*DIRECTIVE*:
Repeat every record exactly, but keep images out of the copy.

Entries with figure data:
★ ★ ★ ★ ★

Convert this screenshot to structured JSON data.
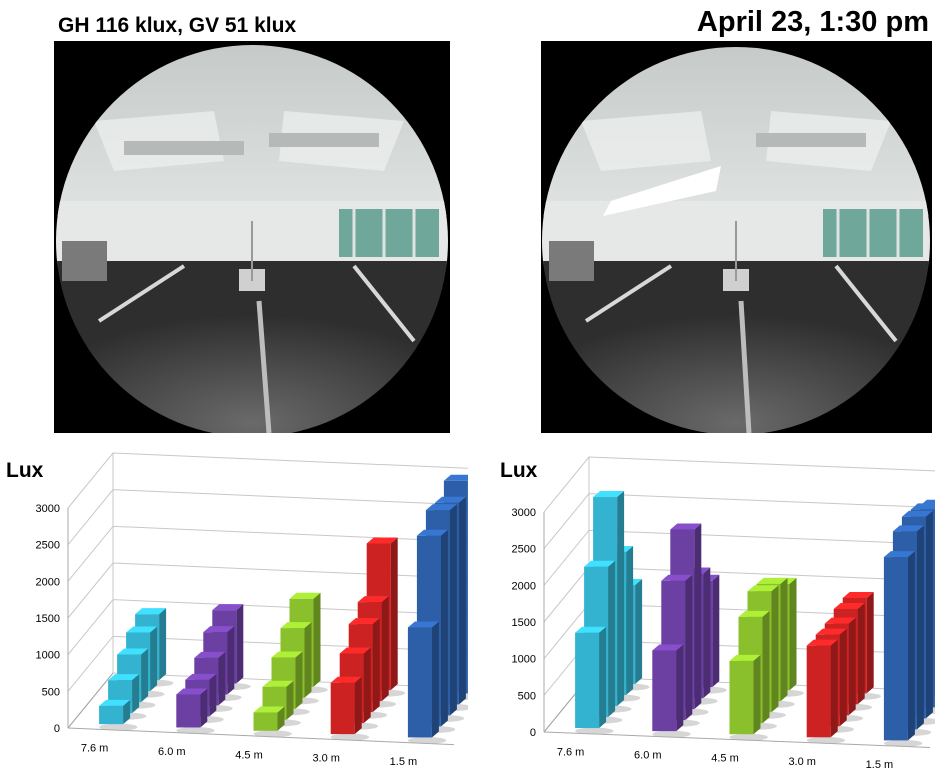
{
  "header": {
    "left_text": "GH 116 klux, GV 51 klux",
    "right_text": "April 23, 1:30 pm"
  },
  "colors": {
    "cyan": "#33b3cf",
    "purple": "#6c3fa3",
    "green": "#8ac02c",
    "red": "#cc2222",
    "blue": "#2c5fa8"
  },
  "chart_data": [
    {
      "type": "bar",
      "title": "",
      "ylabel": "Lux",
      "xlabel": "",
      "ylim": [
        0,
        3000
      ],
      "yticks": [
        "0",
        "500",
        "1000",
        "1500",
        "2000",
        "2500",
        "3000"
      ],
      "grid": true,
      "categories": [
        "7.6 m",
        "6.0 m",
        "4.5 m",
        "3.0 m",
        "1.5 m"
      ],
      "series": [
        {
          "values": [
            250,
            450,
            250,
            700,
            1500
          ]
        },
        {
          "values": [
            450,
            500,
            450,
            950,
            2600
          ]
        },
        {
          "values": [
            650,
            650,
            700,
            1200,
            2800
          ]
        },
        {
          "values": [
            800,
            850,
            950,
            1350,
            2750
          ]
        },
        {
          "values": [
            900,
            1000,
            1200,
            2000,
            2900
          ]
        }
      ]
    },
    {
      "type": "bar",
      "title": "",
      "ylabel": "Lux",
      "xlabel": "",
      "ylim": [
        0,
        3000
      ],
      "yticks": [
        "0",
        "500",
        "1000",
        "1500",
        "2000",
        "2500",
        "3000"
      ],
      "grid": true,
      "categories": [
        "7.6 m",
        "6.0 m",
        "4.5 m",
        "3.0 m",
        "1.5 m"
      ],
      "series": [
        {
          "values": [
            1300,
            1100,
            1000,
            1250,
            2500
          ]
        },
        {
          "values": [
            2050,
            1900,
            1450,
            1250,
            2700
          ]
        },
        {
          "values": [
            2850,
            2450,
            1650,
            1250,
            2750
          ]
        },
        {
          "values": [
            1950,
            1700,
            1600,
            1300,
            2700
          ]
        },
        {
          "values": [
            1350,
            1450,
            1450,
            1300,
            2600
          ]
        }
      ]
    }
  ]
}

★ ★ ★ ★ ★

*EXPECTED ANSWER*:
Convert this screenshot to structured JSON data.
{
  "header": {
    "left_text": "GH 116 klux, GV 51 klux",
    "right_text": "April 23, 1:30 pm"
  },
  "colors": {
    "cyan": "#33b3cf",
    "purple": "#6c3fa3",
    "green": "#8ac02c",
    "red": "#cc2222",
    "blue": "#2c5fa8"
  },
  "chart_data": [
    {
      "type": "bar",
      "title": "",
      "ylabel": "Lux",
      "xlabel": "",
      "ylim": [
        0,
        3000
      ],
      "yticks": [
        "0",
        "500",
        "1000",
        "1500",
        "2000",
        "2500",
        "3000"
      ],
      "grid": true,
      "categories": [
        "7.6 m",
        "6.0 m",
        "4.5 m",
        "3.0 m",
        "1.5 m"
      ],
      "series": [
        {
          "values": [
            250,
            450,
            250,
            700,
            1500
          ]
        },
        {
          "values": [
            450,
            500,
            450,
            950,
            2600
          ]
        },
        {
          "values": [
            650,
            650,
            700,
            1200,
            2800
          ]
        },
        {
          "values": [
            800,
            850,
            950,
            1350,
            2750
          ]
        },
        {
          "values": [
            900,
            1000,
            1200,
            2000,
            2900
          ]
        }
      ]
    },
    {
      "type": "bar",
      "title": "",
      "ylabel": "Lux",
      "xlabel": "",
      "ylim": [
        0,
        3000
      ],
      "yticks": [
        "0",
        "500",
        "1000",
        "1500",
        "2000",
        "2500",
        "3000"
      ],
      "grid": true,
      "categories": [
        "7.6 m",
        "6.0 m",
        "4.5 m",
        "3.0 m",
        "1.5 m"
      ],
      "series": [
        {
          "values": [
            1300,
            1100,
            1000,
            1250,
            2500
          ]
        },
        {
          "values": [
            2050,
            1900,
            1450,
            1250,
            2700
          ]
        },
        {
          "values": [
            2850,
            2450,
            1650,
            1250,
            2750
          ]
        },
        {
          "values": [
            1950,
            1700,
            1600,
            1300,
            2700
          ]
        },
        {
          "values": [
            1350,
            1450,
            1450,
            1300,
            2600
          ]
        }
      ]
    }
  ]
}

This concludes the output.